To be done
Copy each line below exactly and leave the pictures out.

Source material
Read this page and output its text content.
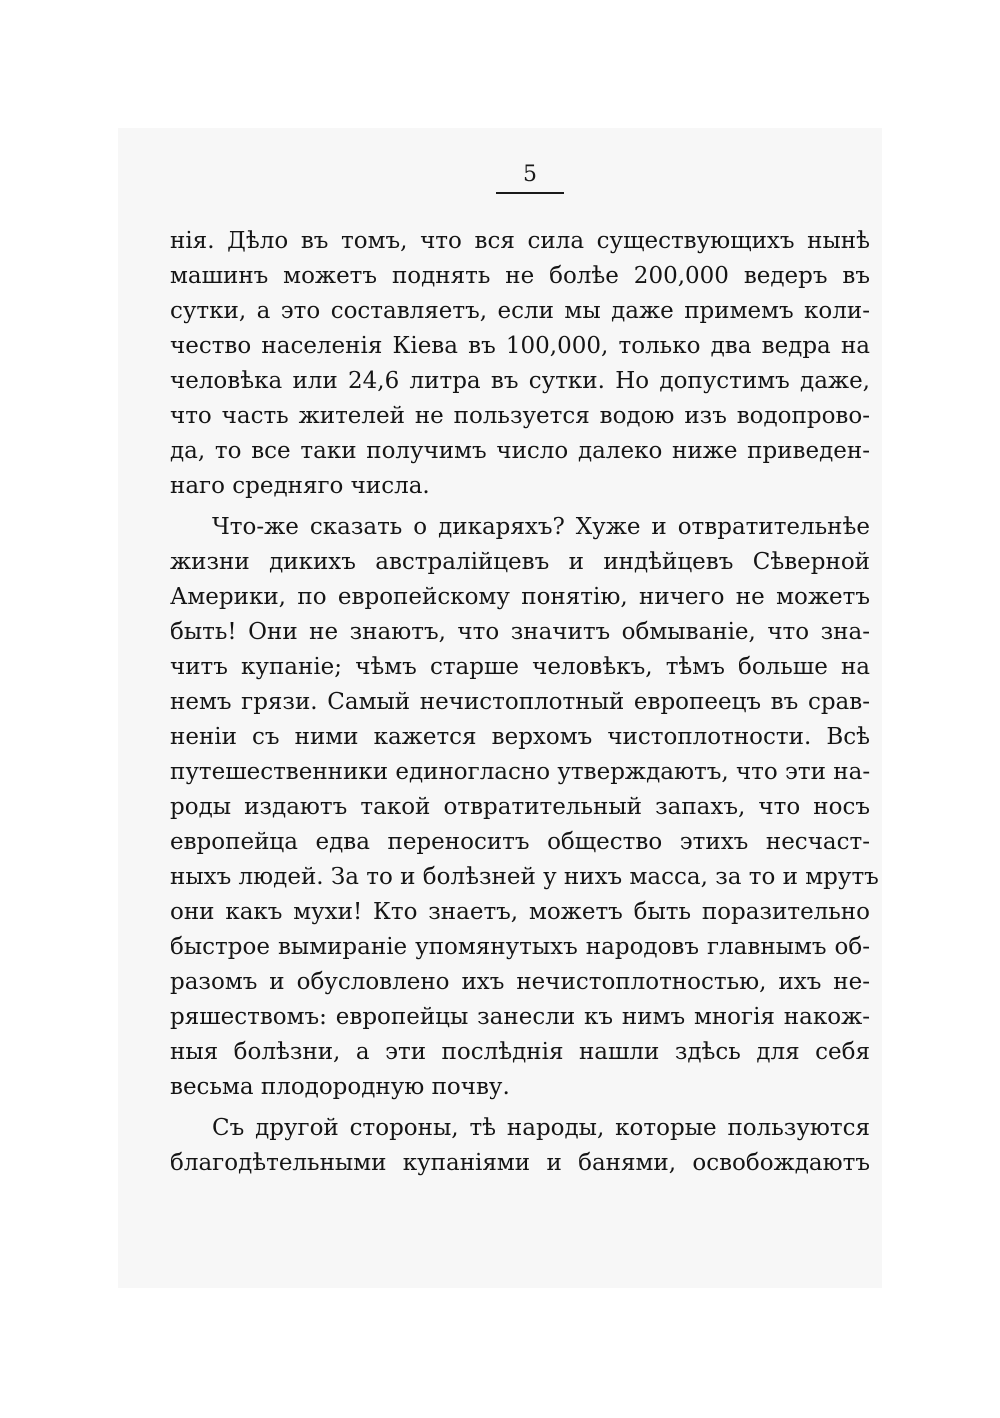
5
нія. Дѣло въ томъ, что вся сила существующихъ нынѣ
машинъ можетъ поднять не болѣе 200,000 ведеръ въ
сутки, а это составляетъ, если мы даже примемъ коли-
чество населенія Кіева въ 100,000, только два ведра на
человѣка или 24,6 литра въ сутки. Но допустимъ даже,
что часть жителей не пользуется водою изъ водопрово-
да, то все таки получимъ число далеко ниже приведен-
наго средняго числа.
Что-же сказать о дикаряхъ? Хуже и отвратительнѣе
жизни дикихъ австралійцевъ и индѣйцевъ Сѣверной
Америки, по европейскому понятію, ничего не можетъ
быть! Они не знаютъ, что значитъ обмываніе, что зна-
читъ купаніе; чѣмъ старше человѣкъ, тѣмъ больше на
немъ грязи. Самый нечистоплотный европеецъ въ срав-
неніи съ ними кажется верхомъ чистоплотности. Всѣ
путешественники единогласно утверждаютъ, что эти на-
роды издаютъ такой отвратительный запахъ, что носъ
европейца едва переноситъ общество этихъ несчаст-
ныхъ людей. За то и болѣзней у нихъ масса, за то и мрутъ
они какъ мухи! Кто знаетъ, можетъ быть поразительно
быстрое вымираніе упомянутыхъ народовъ главнымъ об-
разомъ и обусловлено ихъ нечистоплотностью, ихъ не-
ряшествомъ: европейцы занесли къ нимъ многія накож-
ныя болѣзни, а эти послѣднія нашли здѣсь для себя
весьма плодородную почву.
Съ другой стороны, тѣ народы, которые пользуются
благодѣтельными купаніями и банями, освобождаютъ
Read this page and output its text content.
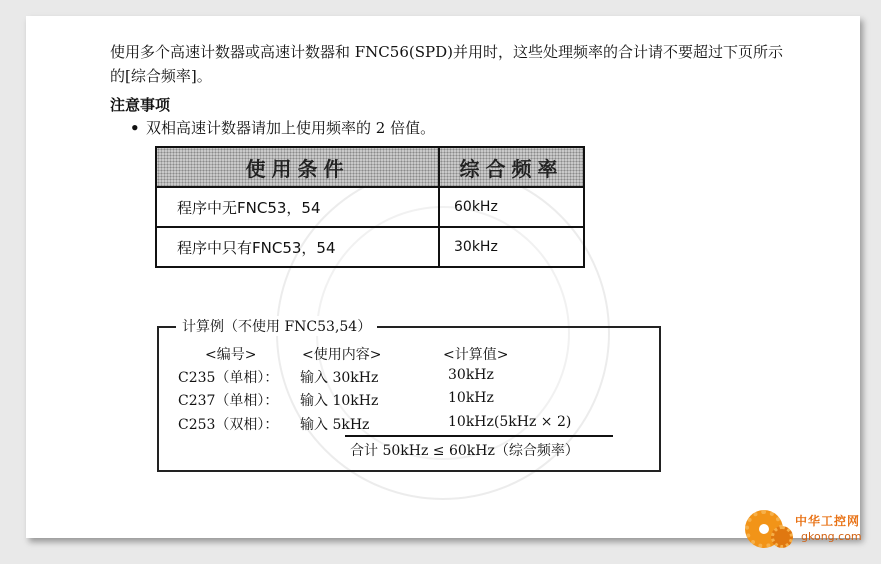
使用多个高速计数器或高速计数器和 FNC56(SPD)并用时，这些处理频率的合计请不要超过下页所示
的[综合频率]。
注意事项
• 双相高速计数器请加上使用频率的 2 倍值。
使用条件	综合频率
程序中无FNC53，54	60kHz
程序中只有FNC53，54	30kHz
计算例（不使用 FNC53,54）
<编号>	<使用内容>	<计算值>
C235（单相）： 输入 30kHz	30kHz
C237（单相）： 输入 10kHz	10kHz
C253（双相）： 输入 5kHz	10kHz(5kHz × 2)
合计 50kHz ≤ 60kHz（综合频率）
中华工控网
gkong.com
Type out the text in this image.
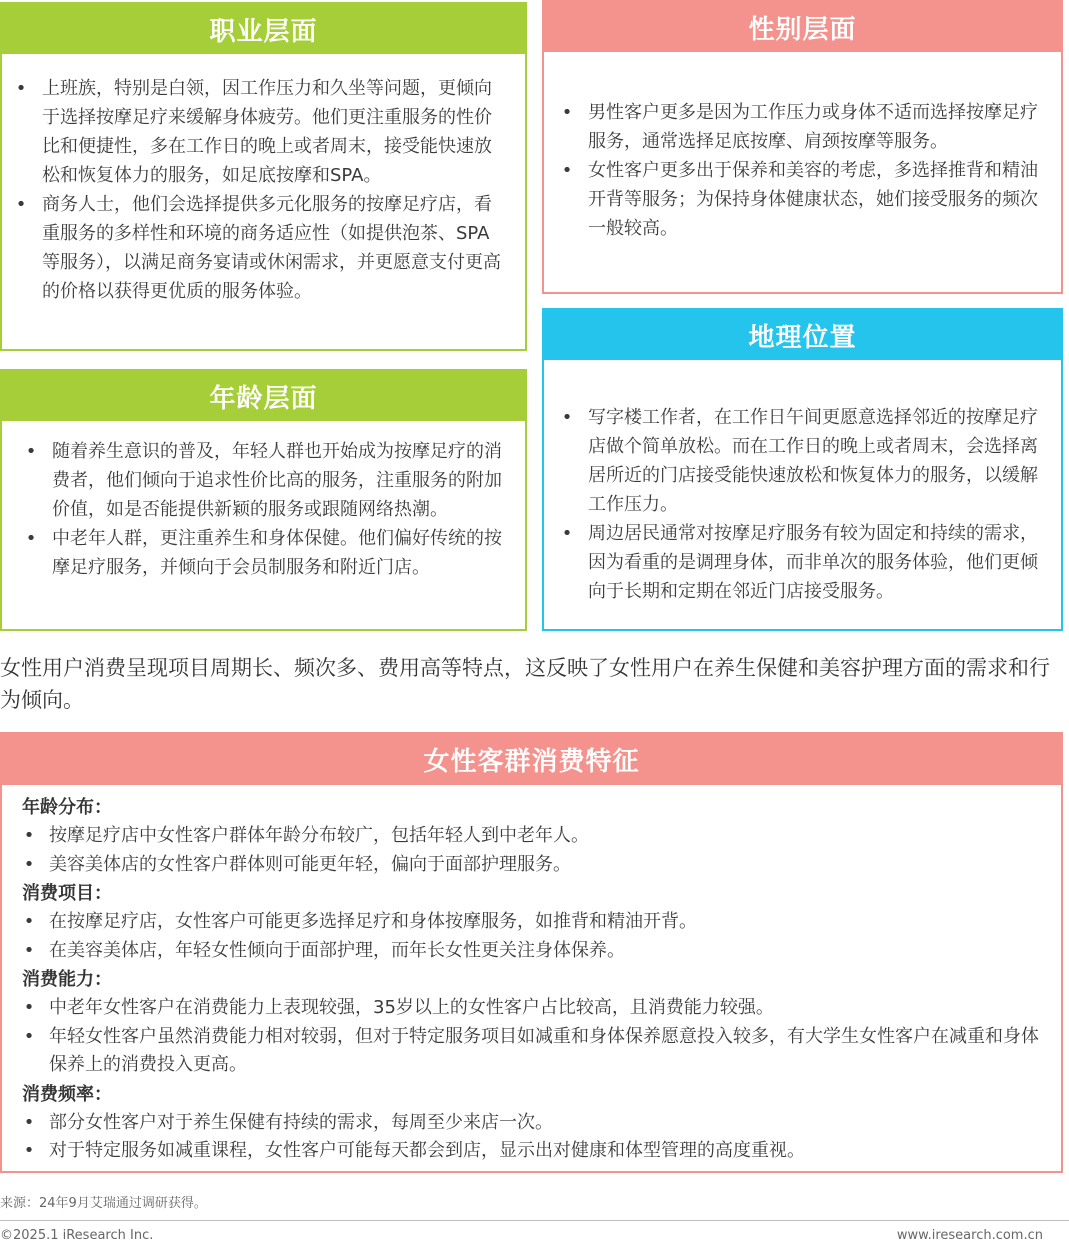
职业层面
• 上班族，特别是白领，因工作压力和久坐等问题，更倾向于选择按摩足疗来缓解身体疲劳。他们更注重服务的性价比和便捷性，多在工作日的晚上或者周末，接受能快速放松和恢复体力的服务，如足底按摩和SPA。
• 商务人士，他们会选择提供多元化服务的按摩足疗店，看重服务的多样性和环境的商务适应性（如提供泡茶、SPA等服务），以满足商务宴请或休闲需求，并更愿意支付更高的价格以获得更优质的服务体验。
性别层面
• 男性客户更多是因为工作压力或身体不适而选择按摩足疗服务，通常选择足底按摩、肩颈按摩等服务。
• 女性客户更多出于保养和美容的考虑，多选择推背和精油开背等服务；为保持身体健康状态，她们接受服务的频次一般较高。
年龄层面
• 随着养生意识的普及，年轻人群也开始成为按摩足疗的消费者，他们倾向于追求性价比高的服务，注重服务的附加价值，如是否能提供新颖的服务或跟随网络热潮。
• 中老年人群，更注重养生和身体保健。他们偏好传统的按摩足疗服务，并倾向于会员制服务和附近门店。
地理位置
• 写字楼工作者，在工作日午间更愿意选择邻近的按摩足疗店做个简单放松。而在工作日的晚上或者周末，会选择离居所近的门店接受能快速放松和恢复体力的服务，以缓解工作压力。
• 周边居民通常对按摩足疗服务有较为固定和持续的需求，因为看重的是调理身体，而非单次的服务体验，他们更倾向于长期和定期在邻近门店接受服务。
女性用户消费呈现项目周期长、频次多、费用高等特点，这反映了女性用户在养生保健和美容护理方面的需求和行为倾向。
女性客群消费特征
年龄分布：
• 按摩足疗店中女性客户群体年龄分布较广，包括年轻人到中老年人。
• 美容美体店的女性客户群体则可能更年轻，偏向于面部护理服务。
消费项目：
• 在按摩足疗店，女性客户可能更多选择足疗和身体按摩服务，如推背和精油开背。
• 在美容美体店，年轻女性倾向于面部护理，而年长女性更关注身体保养。
消费能力：
• 中老年女性客户在消费能力上表现较强，35岁以上的女性客户占比较高，且消费能力较强。
• 年轻女性客户虽然消费能力相对较弱，但对于特定服务项目如减重和身体保养愿意投入较多，有大学生女性客户在减重和身体保养上的消费投入更高。
消费频率：
• 部分女性客户对于养生保健有持续的需求，每周至少来店一次。
• 对于特定服务如减重课程，女性客户可能每天都会到店，显示出对健康和体型管理的高度重视。
来源：24年9月艾瑞通过调研获得。
©2025.1 iResearch Inc.	www.iresearch.com.cn
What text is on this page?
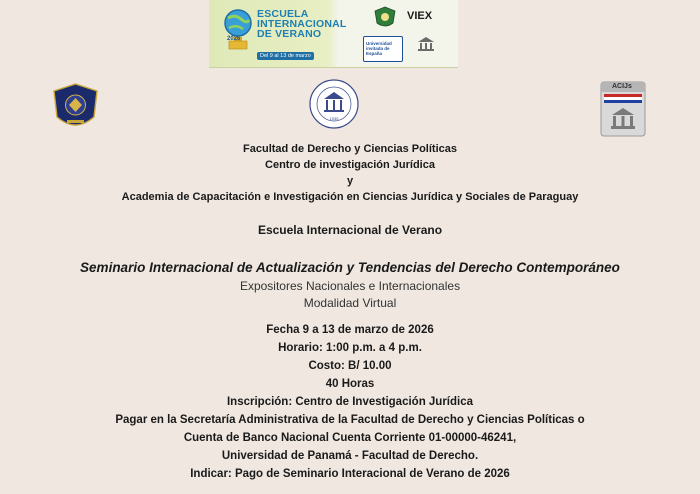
ESCUELA
INTERNACIONAL
DE VERANO
2026
Del 9 al 13 de marzo
VIEX

Universidad
invitada de
España
1935
ACIJs
Facultad de Derecho y Ciencias Políticas
Centro de investigación Jurídica
y
Academia de Capacitación e Investigación en Ciencias Jurídica y Sociales de Paraguay
Escuela Internacional de Verano
Seminario Internacional de Actualización y Tendencias del Derecho Contemporáneo
Expositores Nacionales e Internacionales
Modalidad Virtual
Fecha 9 a 13 de marzo de 2026
Horario: 1:00 p.m. a 4 p.m.
Costo: B/ 10.00
40 Horas
Inscripción: Centro de Investigación Jurídica
Pagar en la Secretaría Administrativa de la Facultad de Derecho y Ciencias Políticas o
Cuenta de Banco Nacional Cuenta Corriente 01-00000-46241,
Universidad de Panamá - Facultad de Derecho.
Indicar: Pago de Seminario Interacional de Verano de 2026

Answer for this exercise
Read this page and output its text content.
5
нія. Дѣло въ томъ, что вся сила существующихъ нынѣ
машинъ можетъ поднять не болѣе 200,000 ведеръ въ
сутки, а это составляетъ, если мы даже примемъ коли-
чество населенія Кіева въ 100,000, только два ведра на
человѣка или 24,6 литра въ сутки. Но допустимъ даже,
что часть жителей не пользуется водою изъ водопрово-
да, то все таки получимъ число далеко ниже приведен-
наго средняго числа.
Что-же сказать о дикаряхъ? Хуже и отвратительнѣе
жизни дикихъ австралійцевъ и индѣйцевъ Сѣверной
Америки, по европейскому понятію, ничего не можетъ
быть! Они не знаютъ, что значитъ обмываніе, что зна-
читъ купаніе; чѣмъ старше человѣкъ, тѣмъ больше на
немъ грязи. Самый нечистоплотный европеецъ въ срав-
неніи съ ними кажется верхомъ чистоплотности. Всѣ
путешественники единогласно утверждаютъ, что эти на-
роды издаютъ такой отвратительный запахъ, что носъ
европейца едва переноситъ общество этихъ несчаст-
ныхъ людей. За то и болѣзней у нихъ масса, за то и мрутъ
они какъ мухи! Кто знаетъ, можетъ быть поразительно
быстрое вымираніе упомянутыхъ народовъ главнымъ об-
разомъ и обусловлено ихъ нечистоплотностью, ихъ не-
ряшествомъ: европейцы занесли къ нимъ многія накож-
ныя болѣзни, а эти послѣднія нашли здѣсь для себя
весьма плодородную почву.
Съ другой стороны, тѣ народы, которые пользуются
благодѣтельными купаніями и банями, освобождаютъ
Read this page and output its text content.
使用多个高速计数器或高速计数器和 FNC56(SPD)并用时，这些处理频率的合计请不要超过下页所示
的[综合频率]。
注意事项
• 双相高速计数器请加上使用频率的 2 倍值。
使用条件	综合频率
程序中无FNC53，54	60kHz
程序中只有FNC53，54	30kHz
计算例（不使用 FNC53,54）
<编号>	<使用内容>	<计算值>
C235（单相）： 输入 30kHz	30kHz
C237（单相）： 输入 10kHz	10kHz
C253（双相）： 输入 5kHz	10kHz(5kHz × 2)
合计 50kHz ≤ 60kHz（综合频率）
中华工控网
gkong.com
Type out the text in this image.
职业层面
• 上班族，特别是白领，因工作压力和久坐等问题，更倾向于选择按摩足疗来缓解身体疲劳。他们更注重服务的性价比和便捷性，多在工作日的晚上或者周末，接受能快速放松和恢复体力的服务，如足底按摩和SPA。
• 商务人士，他们会选择提供多元化服务的按摩足疗店，看重服务的多样性和环境的商务适应性（如提供泡茶、SPA等服务），以满足商务宴请或休闲需求，并更愿意支付更高的价格以获得更优质的服务体验。
性别层面
• 男性客户更多是因为工作压力或身体不适而选择按摩足疗服务，通常选择足底按摩、肩颈按摩等服务。
• 女性客户更多出于保养和美容的考虑，多选择推背和精油开背等服务；为保持身体健康状态，她们接受服务的频次一般较高。
年龄层面
• 随着养生意识的普及，年轻人群也开始成为按摩足疗的消费者，他们倾向于追求性价比高的服务，注重服务的附加价值，如是否能提供新颖的服务或跟随网络热潮。
• 中老年人群，更注重养生和身体保健。他们偏好传统的按摩足疗服务，并倾向于会员制服务和附近门店。
地理位置
• 写字楼工作者，在工作日午间更愿意选择邻近的按摩足疗店做个简单放松。而在工作日的晚上或者周末，会选择离居所近的门店接受能快速放松和恢复体力的服务，以缓解工作压力。
• 周边居民通常对按摩足疗服务有较为固定和持续的需求，因为看重的是调理身体，而非单次的服务体验，他们更倾向于长期和定期在邻近门店接受服务。
女性用户消费呈现项目周期长、频次多、费用高等特点，这反映了女性用户在养生保健和美容护理方面的需求和行为倾向。
女性客群消费特征
年龄分布：
• 按摩足疗店中女性客户群体年龄分布较广，包括年轻人到中老年人。
• 美容美体店的女性客户群体则可能更年轻，偏向于面部护理服务。
消费项目：
• 在按摩足疗店，女性客户可能更多选择足疗和身体按摩服务，如推背和精油开背。
• 在美容美体店，年轻女性倾向于面部护理，而年长女性更关注身体保养。
消费能力：
• 中老年女性客户在消费能力上表现较强，35岁以上的女性客户占比较高，且消费能力较强。
• 年轻女性客户虽然消费能力相对较弱，但对于特定服务项目如减重和身体保养愿意投入较多，有大学生女性客户在减重和身体保养上的消费投入更高。
消费频率：
• 部分女性客户对于养生保健有持续的需求，每周至少来店一次。
• 对于特定服务如减重课程，女性客户可能每天都会到店，显示出对健康和体型管理的高度重视。
来源：24年9月艾瑞通过调研获得。
©2025.1 iResearch Inc.	www.iresearch.com.cn
What text is on this page?
ESCUELA
INTERNACIONAL
DE VERANO
2026
Del 9 al 13 de marzo
VIEX

Universidad
invitada de
España
1935
ACIJs
Facultad de Derecho y Ciencias Políticas
Centro de investigación Jurídica
y
Academia de Capacitación e Investigación en Ciencias Jurídica y Sociales de Paraguay
Escuela Internacional de Verano
Seminario Internacional de Actualización y Tendencias del Derecho Contemporáneo
Expositores Nacionales e Internacionales
Modalidad Virtual
Fecha 9 a 13 de marzo de 2026
Horario: 1:00 p.m. a 4 p.m.
Costo: B/ 10.00
40 Horas
Inscripción: Centro de Investigación Jurídica
Pagar en la Secretaría Administrativa de la Facultad de Derecho y Ciencias Políticas o
Cuenta de Banco Nacional Cuenta Corriente 01-00000-46241,
Universidad de Panamá - Facultad de Derecho.
Indicar: Pago de Seminario Interacional de Verano de 2026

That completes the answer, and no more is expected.